[Part of a data file]
▽
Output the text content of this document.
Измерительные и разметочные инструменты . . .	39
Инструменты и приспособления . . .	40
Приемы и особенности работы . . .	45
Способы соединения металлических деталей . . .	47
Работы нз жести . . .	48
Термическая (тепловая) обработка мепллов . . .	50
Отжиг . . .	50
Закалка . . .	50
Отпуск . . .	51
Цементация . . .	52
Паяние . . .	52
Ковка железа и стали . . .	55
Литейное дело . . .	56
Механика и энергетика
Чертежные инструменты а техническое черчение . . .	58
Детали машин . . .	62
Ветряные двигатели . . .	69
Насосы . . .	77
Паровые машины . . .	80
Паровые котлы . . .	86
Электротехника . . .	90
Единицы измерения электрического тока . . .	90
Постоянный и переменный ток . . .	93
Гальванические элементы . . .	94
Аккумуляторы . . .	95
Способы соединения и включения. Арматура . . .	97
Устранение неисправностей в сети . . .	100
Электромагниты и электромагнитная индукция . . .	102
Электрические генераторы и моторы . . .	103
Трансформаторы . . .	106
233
△
- PROBLEM DESCRIPTION -
The records above should be restated word for word, please.

- EXERCISE ANSWER -
Output the text content of this document.
Измерительные и разметочные инструменты . . .	39
Инструменты и приспособления . . .	40
Приемы и особенности работы . . .	45
Способы соединения металлических деталей . . .	47
Работы нз жести . . .	48
Термическая (тепловая) обработка мепллов . . .	50
Отжиг . . .	50
Закалка . . .	50
Отпуск . . .	51
Цементация . . .	52
Паяние . . .	52
Ковка железа и стали . . .	55
Литейное дело . . .	56
Механика и энергетика
Чертежные инструменты а техническое черчение . . .	58
Детали машин . . .	62
Ветряные двигатели . . .	69
Насосы . . .	77
Паровые машины . . .	80
Паровые котлы . . .	86
Электротехника . . .	90
Единицы измерения электрического тока . . .	90
Постоянный и переменный ток . . .	93
Гальванические элементы . . .	94
Аккумуляторы . . .	95
Способы соединения и включения. Арматура . . .	97
Устранение неисправностей в сети . . .	100
Электромагниты и электромагнитная индукция . . .	102
Электрические генераторы и моторы . . .	103
Трансформаторы . . .	106
233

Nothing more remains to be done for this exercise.